GIVEN REQUEST: Repeat exactly the lines from the line containing "Output a JSON" to the last line of the listing, including both.

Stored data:
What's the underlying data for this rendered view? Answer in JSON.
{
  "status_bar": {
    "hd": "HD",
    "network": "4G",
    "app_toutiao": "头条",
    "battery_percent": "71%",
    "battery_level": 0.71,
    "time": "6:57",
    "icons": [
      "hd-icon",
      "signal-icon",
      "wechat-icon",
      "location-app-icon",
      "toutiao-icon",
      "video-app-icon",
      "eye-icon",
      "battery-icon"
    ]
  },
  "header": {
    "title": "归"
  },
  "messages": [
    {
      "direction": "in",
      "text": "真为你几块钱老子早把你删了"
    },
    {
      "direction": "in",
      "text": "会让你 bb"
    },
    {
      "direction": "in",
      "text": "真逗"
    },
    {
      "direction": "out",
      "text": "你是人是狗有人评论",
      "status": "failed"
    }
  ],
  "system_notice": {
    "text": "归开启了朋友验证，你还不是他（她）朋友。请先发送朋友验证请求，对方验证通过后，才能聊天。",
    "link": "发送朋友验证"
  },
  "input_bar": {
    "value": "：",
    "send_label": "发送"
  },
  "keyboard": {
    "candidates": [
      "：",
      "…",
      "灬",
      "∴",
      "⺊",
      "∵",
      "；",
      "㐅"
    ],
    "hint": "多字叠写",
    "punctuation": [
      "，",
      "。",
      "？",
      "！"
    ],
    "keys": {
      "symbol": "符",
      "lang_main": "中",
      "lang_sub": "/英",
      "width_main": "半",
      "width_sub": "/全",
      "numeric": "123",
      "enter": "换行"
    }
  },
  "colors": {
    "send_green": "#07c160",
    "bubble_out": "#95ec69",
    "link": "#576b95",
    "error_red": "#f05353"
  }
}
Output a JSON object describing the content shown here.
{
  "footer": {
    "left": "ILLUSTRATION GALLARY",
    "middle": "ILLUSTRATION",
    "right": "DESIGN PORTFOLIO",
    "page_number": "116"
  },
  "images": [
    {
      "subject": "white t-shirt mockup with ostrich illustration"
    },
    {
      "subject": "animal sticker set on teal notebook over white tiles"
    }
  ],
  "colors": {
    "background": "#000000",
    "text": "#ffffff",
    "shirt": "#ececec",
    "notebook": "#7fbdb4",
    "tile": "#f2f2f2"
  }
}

RESPONSE TO THIS TASK:
Output a JSON object describing the content shown here.
{
  "footer": {
    "left": "ILLUSTRATION GALLARY",
    "middle": "ILLUSTRATION",
    "right": "DESIGN PORTFOLIO",
    "page_number": "116"
  },
  "images": [
    {
      "subject": "white t-shirt mockup with ostrich illustration"
    },
    {
      "subject": "animal sticker set on teal notebook over white tiles"
    }
  ],
  "colors": {
    "background": "#000000",
    "text": "#ffffff",
    "shirt": "#ececec",
    "notebook": "#7fbdb4",
    "tile": "#f2f2f2"
  }
}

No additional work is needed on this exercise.